WRITTEN PROBLEM:
Reproduce the listing below line for line without changing anything, but leave out the picture.

DATA PROVIDED:

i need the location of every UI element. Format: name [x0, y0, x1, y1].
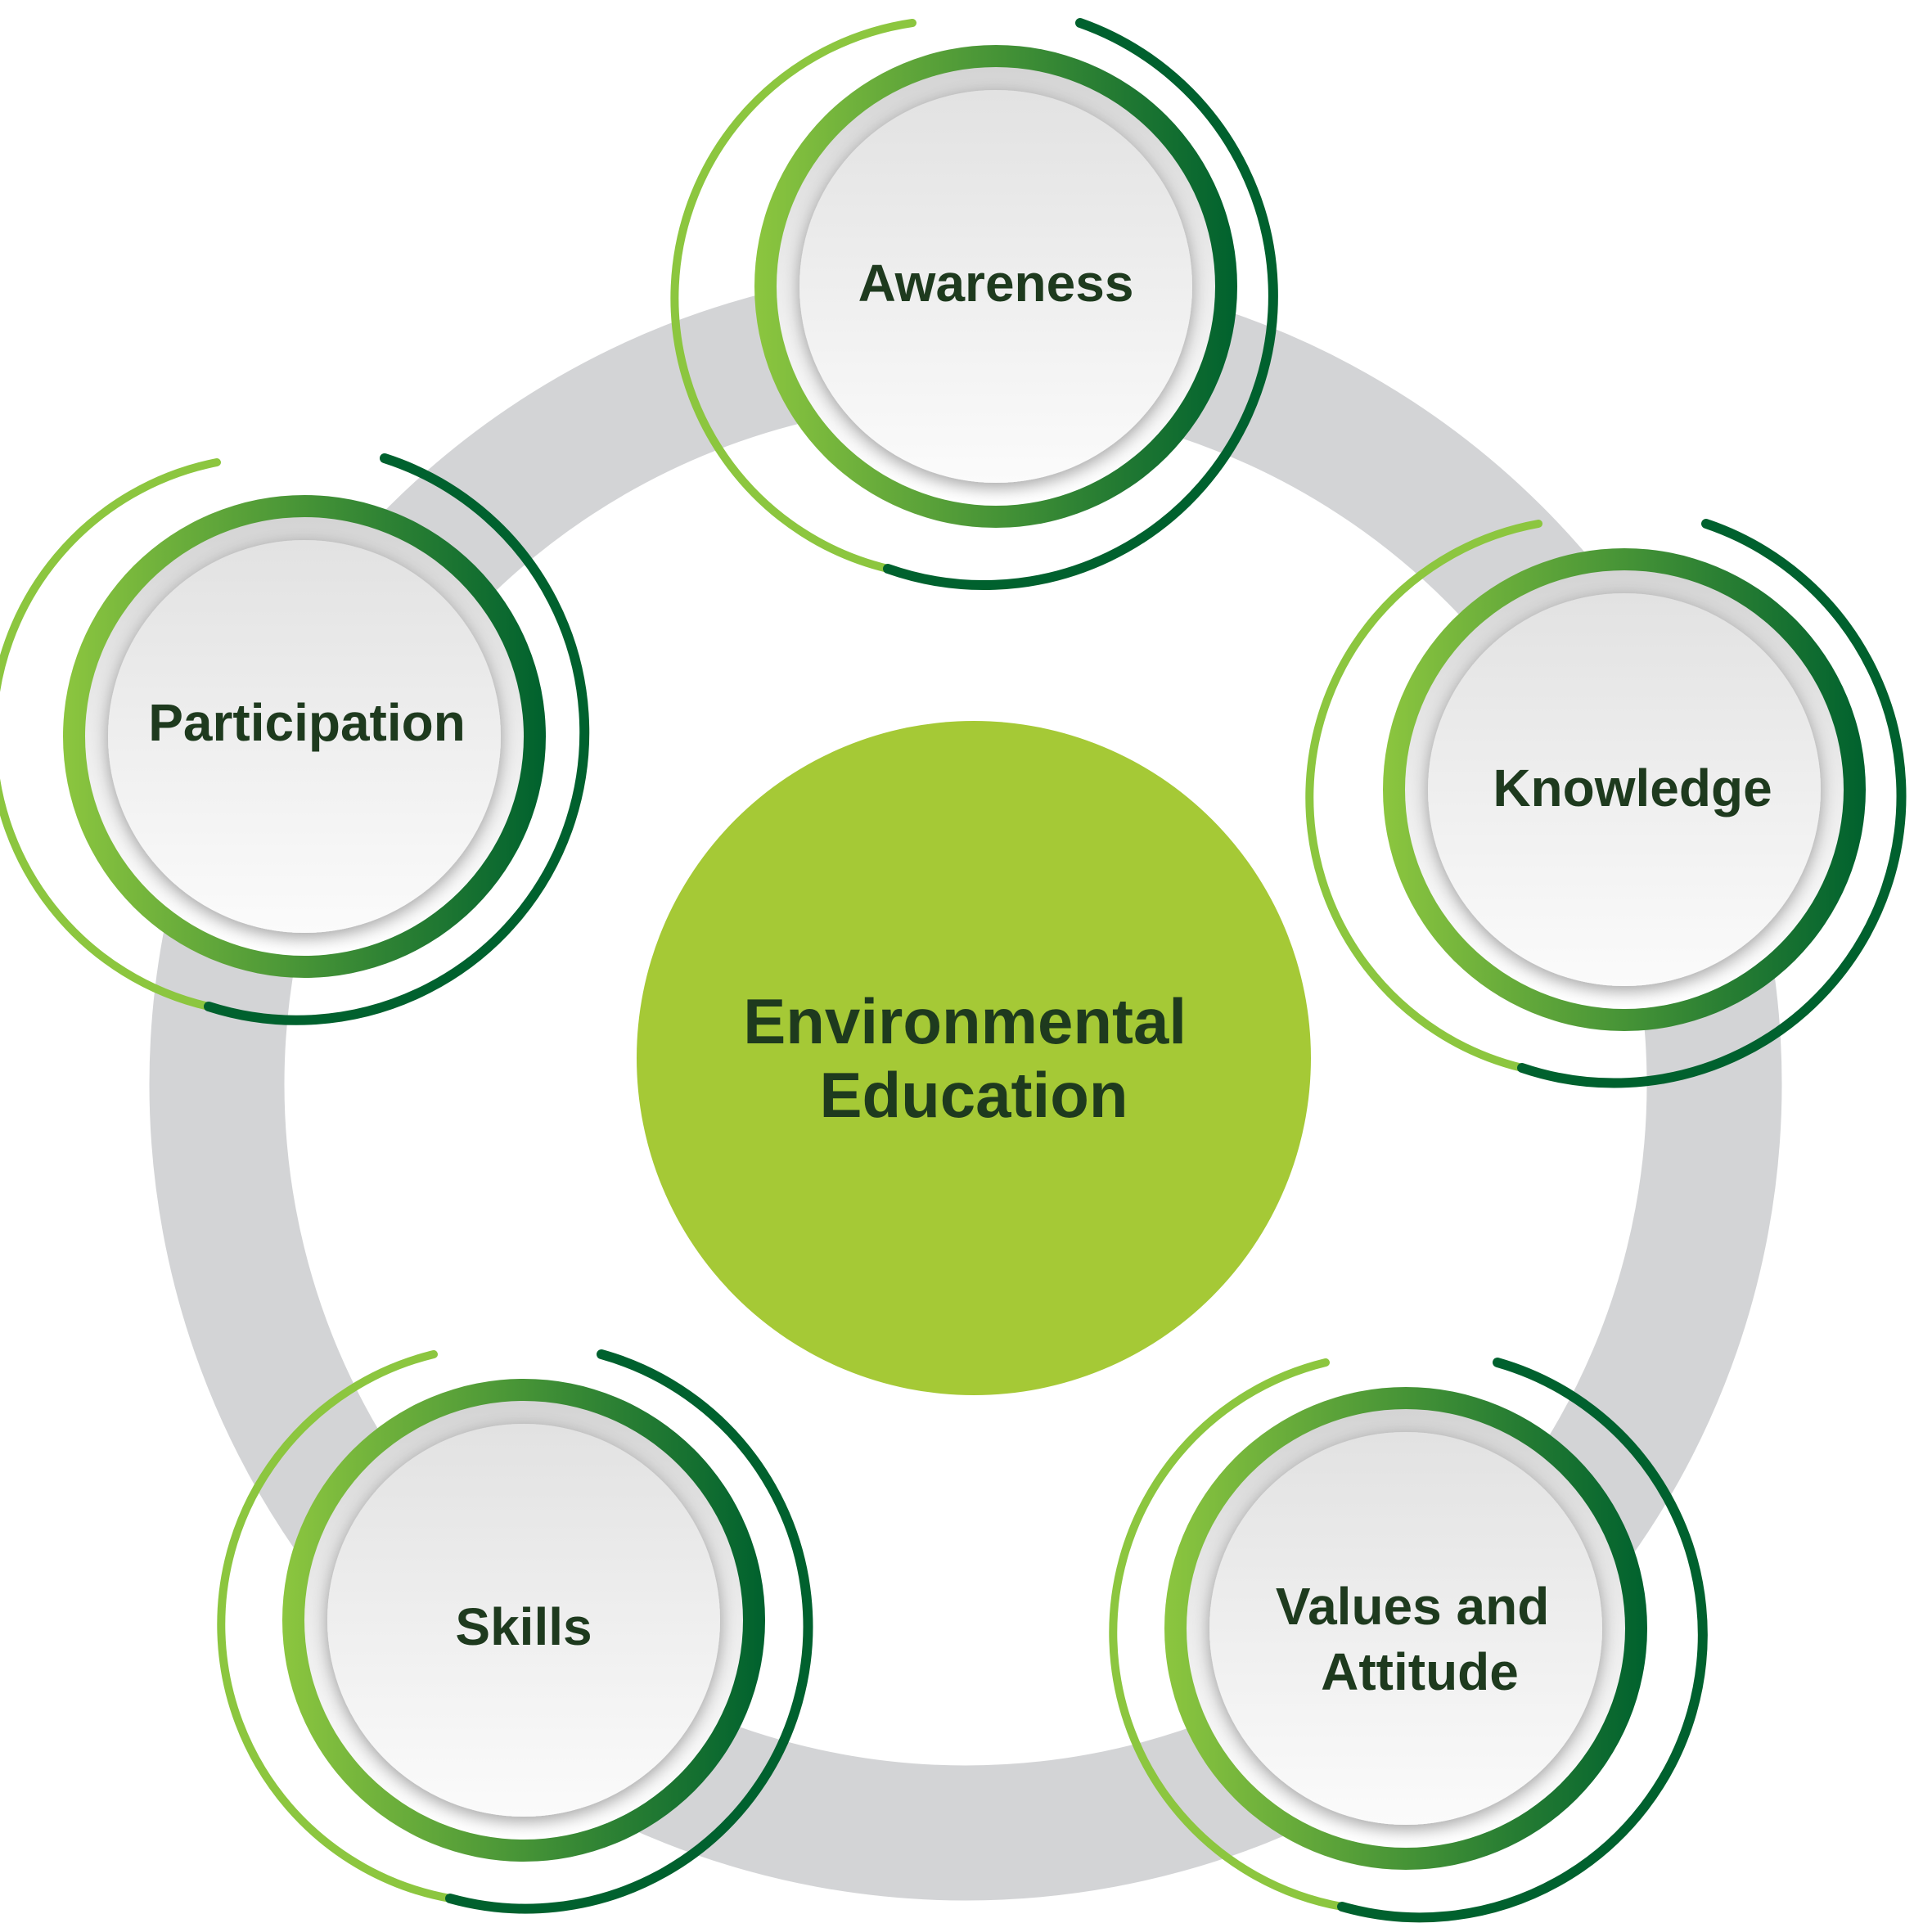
awareness-outer-arc-right — [883, 18, 1279, 591]
values-inner-disc — [1209, 1432, 1602, 1825]
node-knowledge: Knowledge — [1305, 519, 1907, 1088]
values-and-attitude-label: Values and Attitude — [1276, 1577, 1564, 1701]
awareness-label: Awareness — [858, 254, 1134, 313]
awareness-inner-disc — [799, 90, 1192, 483]
skills-outer-arc-left — [217, 1350, 454, 1903]
node-participation: Participation — [0, 453, 590, 1025]
node-awareness: Awareness — [670, 18, 1279, 591]
participation-inner-disc — [108, 540, 501, 933]
skills-outer-arc-right — [445, 1349, 813, 1914]
values-outer-arc-left — [1109, 1358, 1346, 1911]
center-label-line-2: Education — [819, 1059, 1128, 1131]
values-outer-arc-right — [1337, 1358, 1708, 1923]
knowledge-label: Knowledge — [1493, 759, 1772, 817]
skills-label: Skills — [455, 1597, 592, 1656]
participation-label: Participation — [148, 693, 466, 752]
participation-outer-arc-right — [204, 453, 590, 1025]
awareness-outer-arc-left — [670, 19, 916, 573]
center-label: Environmental Education — [743, 985, 1204, 1131]
skills-inner-disc — [327, 1424, 720, 1817]
participation-outer-arc-left — [0, 458, 221, 1011]
center-label-line-1: Environmental — [743, 985, 1187, 1057]
center-circle — [637, 721, 1311, 1395]
knowledge-outer-arc-left — [1305, 520, 1542, 1072]
knowledge-inner-disc — [1428, 593, 1821, 986]
knowledge-outer-arc-right — [1517, 519, 1907, 1088]
center-node: Environmental Education — [637, 721, 1311, 1395]
node-skills: Skills — [217, 1349, 813, 1914]
node-values-and-attitude: Values and Attitude — [1109, 1358, 1708, 1923]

ANSWER TO THE TASK:
i need the location of every UI element. Format: name [x0, y0, x1, y1].
awareness-outer-arc-right — [883, 18, 1279, 591]
values-inner-disc — [1209, 1432, 1602, 1825]
node-knowledge: Knowledge — [1305, 519, 1907, 1088]
values-and-attitude-label: Values and Attitude — [1276, 1577, 1564, 1701]
awareness-label: Awareness — [858, 254, 1134, 313]
awareness-inner-disc — [799, 90, 1192, 483]
skills-outer-arc-left — [217, 1350, 454, 1903]
node-participation: Participation — [0, 453, 590, 1025]
node-awareness: Awareness — [670, 18, 1279, 591]
participation-inner-disc — [108, 540, 501, 933]
skills-outer-arc-right — [445, 1349, 813, 1914]
values-outer-arc-left — [1109, 1358, 1346, 1911]
center-label-line-2: Education — [819, 1059, 1128, 1131]
values-outer-arc-right — [1337, 1358, 1708, 1923]
knowledge-label: Knowledge — [1493, 759, 1772, 817]
skills-label: Skills — [455, 1597, 592, 1656]
participation-label: Participation — [148, 693, 466, 752]
participation-outer-arc-right — [204, 453, 590, 1025]
awareness-outer-arc-left — [670, 19, 916, 573]
center-label: Environmental Education — [743, 985, 1204, 1131]
skills-inner-disc — [327, 1424, 720, 1817]
participation-outer-arc-left — [0, 458, 221, 1011]
center-label-line-1: Environmental — [743, 985, 1187, 1057]
center-circle — [637, 721, 1311, 1395]
knowledge-outer-arc-left — [1305, 520, 1542, 1072]
knowledge-inner-disc — [1428, 593, 1821, 986]
knowledge-outer-arc-right — [1517, 519, 1907, 1088]
center-node: Environmental Education — [637, 721, 1311, 1395]
node-skills: Skills — [217, 1349, 813, 1914]
node-values-and-attitude: Values and Attitude — [1109, 1358, 1708, 1923]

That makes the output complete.